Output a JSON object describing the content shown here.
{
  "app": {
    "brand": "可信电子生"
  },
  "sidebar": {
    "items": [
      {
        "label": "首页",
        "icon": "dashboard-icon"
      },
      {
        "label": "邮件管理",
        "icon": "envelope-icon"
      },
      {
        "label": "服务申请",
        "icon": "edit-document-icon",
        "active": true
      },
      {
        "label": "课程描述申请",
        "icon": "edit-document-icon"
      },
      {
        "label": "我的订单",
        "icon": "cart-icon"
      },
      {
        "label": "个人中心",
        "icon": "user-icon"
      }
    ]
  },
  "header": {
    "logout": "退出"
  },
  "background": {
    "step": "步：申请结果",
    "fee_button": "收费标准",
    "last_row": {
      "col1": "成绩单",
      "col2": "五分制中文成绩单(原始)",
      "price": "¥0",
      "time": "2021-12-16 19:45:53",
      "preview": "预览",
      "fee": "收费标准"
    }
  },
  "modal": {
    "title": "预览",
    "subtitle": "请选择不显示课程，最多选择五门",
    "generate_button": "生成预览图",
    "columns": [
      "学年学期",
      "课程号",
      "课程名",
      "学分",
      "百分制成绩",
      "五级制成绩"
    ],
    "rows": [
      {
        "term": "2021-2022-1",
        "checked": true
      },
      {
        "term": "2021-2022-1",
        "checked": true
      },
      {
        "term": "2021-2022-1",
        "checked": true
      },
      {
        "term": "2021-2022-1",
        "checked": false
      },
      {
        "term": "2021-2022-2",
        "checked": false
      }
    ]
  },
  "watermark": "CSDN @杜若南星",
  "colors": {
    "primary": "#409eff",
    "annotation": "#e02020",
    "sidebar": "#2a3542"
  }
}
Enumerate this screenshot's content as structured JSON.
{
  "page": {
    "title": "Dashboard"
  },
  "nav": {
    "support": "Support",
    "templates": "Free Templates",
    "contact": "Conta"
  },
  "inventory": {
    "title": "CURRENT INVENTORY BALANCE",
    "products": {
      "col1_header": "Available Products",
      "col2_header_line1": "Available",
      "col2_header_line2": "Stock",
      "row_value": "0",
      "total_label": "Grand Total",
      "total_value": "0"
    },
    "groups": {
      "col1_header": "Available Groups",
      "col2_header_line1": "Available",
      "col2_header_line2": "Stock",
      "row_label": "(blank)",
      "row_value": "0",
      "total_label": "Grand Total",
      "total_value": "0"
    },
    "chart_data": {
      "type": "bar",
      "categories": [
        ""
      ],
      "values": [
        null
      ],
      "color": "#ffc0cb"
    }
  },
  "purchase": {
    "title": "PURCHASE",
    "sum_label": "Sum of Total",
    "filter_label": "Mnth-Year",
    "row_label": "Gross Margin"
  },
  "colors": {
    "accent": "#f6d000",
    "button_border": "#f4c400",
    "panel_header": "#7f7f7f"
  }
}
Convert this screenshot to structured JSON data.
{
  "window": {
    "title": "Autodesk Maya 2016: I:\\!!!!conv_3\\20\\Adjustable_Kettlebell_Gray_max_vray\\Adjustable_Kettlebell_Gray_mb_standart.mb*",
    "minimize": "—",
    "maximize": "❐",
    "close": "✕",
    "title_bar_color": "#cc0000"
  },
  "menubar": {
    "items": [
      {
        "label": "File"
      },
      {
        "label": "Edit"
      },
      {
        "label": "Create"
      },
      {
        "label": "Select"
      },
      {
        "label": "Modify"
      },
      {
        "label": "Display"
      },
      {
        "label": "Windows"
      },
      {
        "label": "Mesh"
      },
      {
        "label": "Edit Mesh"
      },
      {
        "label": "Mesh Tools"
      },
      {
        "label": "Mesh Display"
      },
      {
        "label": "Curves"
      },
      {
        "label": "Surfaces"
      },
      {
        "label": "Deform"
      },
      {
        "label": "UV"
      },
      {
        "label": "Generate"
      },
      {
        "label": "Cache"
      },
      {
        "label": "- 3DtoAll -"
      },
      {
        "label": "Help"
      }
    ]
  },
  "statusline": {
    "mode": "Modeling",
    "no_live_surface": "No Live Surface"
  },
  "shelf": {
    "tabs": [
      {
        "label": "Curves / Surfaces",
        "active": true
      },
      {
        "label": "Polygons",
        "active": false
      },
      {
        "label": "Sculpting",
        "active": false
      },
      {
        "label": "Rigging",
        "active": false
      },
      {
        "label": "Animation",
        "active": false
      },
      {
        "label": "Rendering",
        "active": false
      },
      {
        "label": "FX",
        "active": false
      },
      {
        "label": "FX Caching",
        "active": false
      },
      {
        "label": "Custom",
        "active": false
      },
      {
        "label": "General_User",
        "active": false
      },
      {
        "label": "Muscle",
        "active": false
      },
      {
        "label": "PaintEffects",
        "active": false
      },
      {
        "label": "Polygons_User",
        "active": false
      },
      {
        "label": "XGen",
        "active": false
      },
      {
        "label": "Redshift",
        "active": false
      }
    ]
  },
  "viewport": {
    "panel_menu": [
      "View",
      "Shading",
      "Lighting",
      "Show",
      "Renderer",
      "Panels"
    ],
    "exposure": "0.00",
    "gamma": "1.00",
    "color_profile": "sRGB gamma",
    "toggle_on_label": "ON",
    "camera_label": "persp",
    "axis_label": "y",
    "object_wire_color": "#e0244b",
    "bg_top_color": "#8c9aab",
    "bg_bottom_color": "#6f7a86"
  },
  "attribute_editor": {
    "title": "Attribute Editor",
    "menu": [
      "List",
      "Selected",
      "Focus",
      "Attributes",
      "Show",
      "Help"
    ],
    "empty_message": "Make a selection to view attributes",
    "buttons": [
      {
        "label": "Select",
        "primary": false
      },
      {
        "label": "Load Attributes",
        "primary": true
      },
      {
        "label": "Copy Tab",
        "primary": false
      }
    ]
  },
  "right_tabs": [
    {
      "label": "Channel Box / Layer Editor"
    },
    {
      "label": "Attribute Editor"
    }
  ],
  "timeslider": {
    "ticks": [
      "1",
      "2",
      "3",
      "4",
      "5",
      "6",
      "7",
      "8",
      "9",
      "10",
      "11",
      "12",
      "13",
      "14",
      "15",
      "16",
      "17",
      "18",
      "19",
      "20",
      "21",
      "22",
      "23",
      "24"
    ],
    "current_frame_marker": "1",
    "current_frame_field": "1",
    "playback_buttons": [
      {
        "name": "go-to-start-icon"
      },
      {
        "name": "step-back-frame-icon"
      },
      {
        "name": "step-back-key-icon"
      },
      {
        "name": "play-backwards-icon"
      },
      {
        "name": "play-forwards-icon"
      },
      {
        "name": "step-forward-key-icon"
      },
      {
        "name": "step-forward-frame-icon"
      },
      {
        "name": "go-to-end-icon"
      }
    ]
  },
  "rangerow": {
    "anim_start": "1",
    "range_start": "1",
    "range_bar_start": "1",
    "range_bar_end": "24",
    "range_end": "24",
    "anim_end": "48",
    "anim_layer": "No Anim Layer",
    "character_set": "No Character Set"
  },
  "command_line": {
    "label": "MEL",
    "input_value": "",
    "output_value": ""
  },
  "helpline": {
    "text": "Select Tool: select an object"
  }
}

▸ EXERCISE PROMPT: The records above should be repeated in full, exactly as given.

▸ RESPONSE TO THIS EXERCISE:
Output a JSON object describing the content shown here.
{
  "app": {
    "brand": "可信电子生"
  },
  "sidebar": {
    "items": [
      {
        "label": "首页",
        "icon": "dashboard-icon"
      },
      {
        "label": "邮件管理",
        "icon": "envelope-icon"
      },
      {
        "label": "服务申请",
        "icon": "edit-document-icon",
        "active": true
      },
      {
        "label": "课程描述申请",
        "icon": "edit-document-icon"
      },
      {
        "label": "我的订单",
        "icon": "cart-icon"
      },
      {
        "label": "个人中心",
        "icon": "user-icon"
      }
    ]
  },
  "header": {
    "logout": "退出"
  },
  "background": {
    "step": "步：申请结果",
    "fee_button": "收费标准",
    "last_row": {
      "col1": "成绩单",
      "col2": "五分制中文成绩单(原始)",
      "price": "¥0",
      "time": "2021-12-16 19:45:53",
      "preview": "预览",
      "fee": "收费标准"
    }
  },
  "modal": {
    "title": "预览",
    "subtitle": "请选择不显示课程，最多选择五门",
    "generate_button": "生成预览图",
    "columns": [
      "学年学期",
      "课程号",
      "课程名",
      "学分",
      "百分制成绩",
      "五级制成绩"
    ],
    "rows": [
      {
        "term": "2021-2022-1",
        "checked": true
      },
      {
        "term": "2021-2022-1",
        "checked": true
      },
      {
        "term": "2021-2022-1",
        "checked": true
      },
      {
        "term": "2021-2022-1",
        "checked": false
      },
      {
        "term": "2021-2022-2",
        "checked": false
      }
    ]
  },
  "watermark": "CSDN @杜若南星",
  "colors": {
    "primary": "#409eff",
    "annotation": "#e02020",
    "sidebar": "#2a3542"
  }
}
Enumerate this screenshot's content as structured JSON.
{
  "page": {
    "title": "Dashboard"
  },
  "nav": {
    "support": "Support",
    "templates": "Free Templates",
    "contact": "Conta"
  },
  "inventory": {
    "title": "CURRENT INVENTORY BALANCE",
    "products": {
      "col1_header": "Available Products",
      "col2_header_line1": "Available",
      "col2_header_line2": "Stock",
      "row_value": "0",
      "total_label": "Grand Total",
      "total_value": "0"
    },
    "groups": {
      "col1_header": "Available Groups",
      "col2_header_line1": "Available",
      "col2_header_line2": "Stock",
      "row_label": "(blank)",
      "row_value": "0",
      "total_label": "Grand Total",
      "total_value": "0"
    },
    "chart_data": {
      "type": "bar",
      "categories": [
        ""
      ],
      "values": [
        null
      ],
      "color": "#ffc0cb"
    }
  },
  "purchase": {
    "title": "PURCHASE",
    "sum_label": "Sum of Total",
    "filter_label": "Mnth-Year",
    "row_label": "Gross Margin"
  },
  "colors": {
    "accent": "#f6d000",
    "button_border": "#f4c400",
    "panel_header": "#7f7f7f"
  }
}
Convert this screenshot to structured JSON data.
{
  "window": {
    "title": "Autodesk Maya 2016: I:\\!!!!conv_3\\20\\Adjustable_Kettlebell_Gray_max_vray\\Adjustable_Kettlebell_Gray_mb_standart.mb*",
    "minimize": "—",
    "maximize": "❐",
    "close": "✕",
    "title_bar_color": "#cc0000"
  },
  "menubar": {
    "items": [
      {
        "label": "File"
      },
      {
        "label": "Edit"
      },
      {
        "label": "Create"
      },
      {
        "label": "Select"
      },
      {
        "label": "Modify"
      },
      {
        "label": "Display"
      },
      {
        "label": "Windows"
      },
      {
        "label": "Mesh"
      },
      {
        "label": "Edit Mesh"
      },
      {
        "label": "Mesh Tools"
      },
      {
        "label": "Mesh Display"
      },
      {
        "label": "Curves"
      },
      {
        "label": "Surfaces"
      },
      {
        "label": "Deform"
      },
      {
        "label": "UV"
      },
      {
        "label": "Generate"
      },
      {
        "label": "Cache"
      },
      {
        "label": "- 3DtoAll -"
      },
      {
        "label": "Help"
      }
    ]
  },
  "statusline": {
    "mode": "Modeling",
    "no_live_surface": "No Live Surface"
  },
  "shelf": {
    "tabs": [
      {
        "label": "Curves / Surfaces",
        "active": true
      },
      {
        "label": "Polygons",
        "active": false
      },
      {
        "label": "Sculpting",
        "active": false
      },
      {
        "label": "Rigging",
        "active": false
      },
      {
        "label": "Animation",
        "active": false
      },
      {
        "label": "Rendering",
        "active": false
      },
      {
        "label": "FX",
        "active": false
      },
      {
        "label": "FX Caching",
        "active": false
      },
      {
        "label": "Custom",
        "active": false
      },
      {
        "label": "General_User",
        "active": false
      },
      {
        "label": "Muscle",
        "active": false
      },
      {
        "label": "PaintEffects",
        "active": false
      },
      {
        "label": "Polygons_User",
        "active": false
      },
      {
        "label": "XGen",
        "active": false
      },
      {
        "label": "Redshift",
        "active": false
      }
    ]
  },
  "viewport": {
    "panel_menu": [
      "View",
      "Shading",
      "Lighting",
      "Show",
      "Renderer",
      "Panels"
    ],
    "exposure": "0.00",
    "gamma": "1.00",
    "color_profile": "sRGB gamma",
    "toggle_on_label": "ON",
    "camera_label": "persp",
    "axis_label": "y",
    "object_wire_color": "#e0244b",
    "bg_top_color": "#8c9aab",
    "bg_bottom_color": "#6f7a86"
  },
  "attribute_editor": {
    "title": "Attribute Editor",
    "menu": [
      "List",
      "Selected",
      "Focus",
      "Attributes",
      "Show",
      "Help"
    ],
    "empty_message": "Make a selection to view attributes",
    "buttons": [
      {
        "label": "Select",
        "primary": false
      },
      {
        "label": "Load Attributes",
        "primary": true
      },
      {
        "label": "Copy Tab",
        "primary": false
      }
    ]
  },
  "right_tabs": [
    {
      "label": "Channel Box / Layer Editor"
    },
    {
      "label": "Attribute Editor"
    }
  ],
  "timeslider": {
    "ticks": [
      "1",
      "2",
      "3",
      "4",
      "5",
      "6",
      "7",
      "8",
      "9",
      "10",
      "11",
      "12",
      "13",
      "14",
      "15",
      "16",
      "17",
      "18",
      "19",
      "20",
      "21",
      "22",
      "23",
      "24"
    ],
    "current_frame_marker": "1",
    "current_frame_field": "1",
    "playback_buttons": [
      {
        "name": "go-to-start-icon"
      },
      {
        "name": "step-back-frame-icon"
      },
      {
        "name": "step-back-key-icon"
      },
      {
        "name": "play-backwards-icon"
      },
      {
        "name": "play-forwards-icon"
      },
      {
        "name": "step-forward-key-icon"
      },
      {
        "name": "step-forward-frame-icon"
      },
      {
        "name": "go-to-end-icon"
      }
    ]
  },
  "rangerow": {
    "anim_start": "1",
    "range_start": "1",
    "range_bar_start": "1",
    "range_bar_end": "24",
    "range_end": "24",
    "anim_end": "48",
    "anim_layer": "No Anim Layer",
    "character_set": "No Character Set"
  },
  "command_line": {
    "label": "MEL",
    "input_value": "",
    "output_value": ""
  },
  "helpline": {
    "text": "Select Tool: select an object"
  }
}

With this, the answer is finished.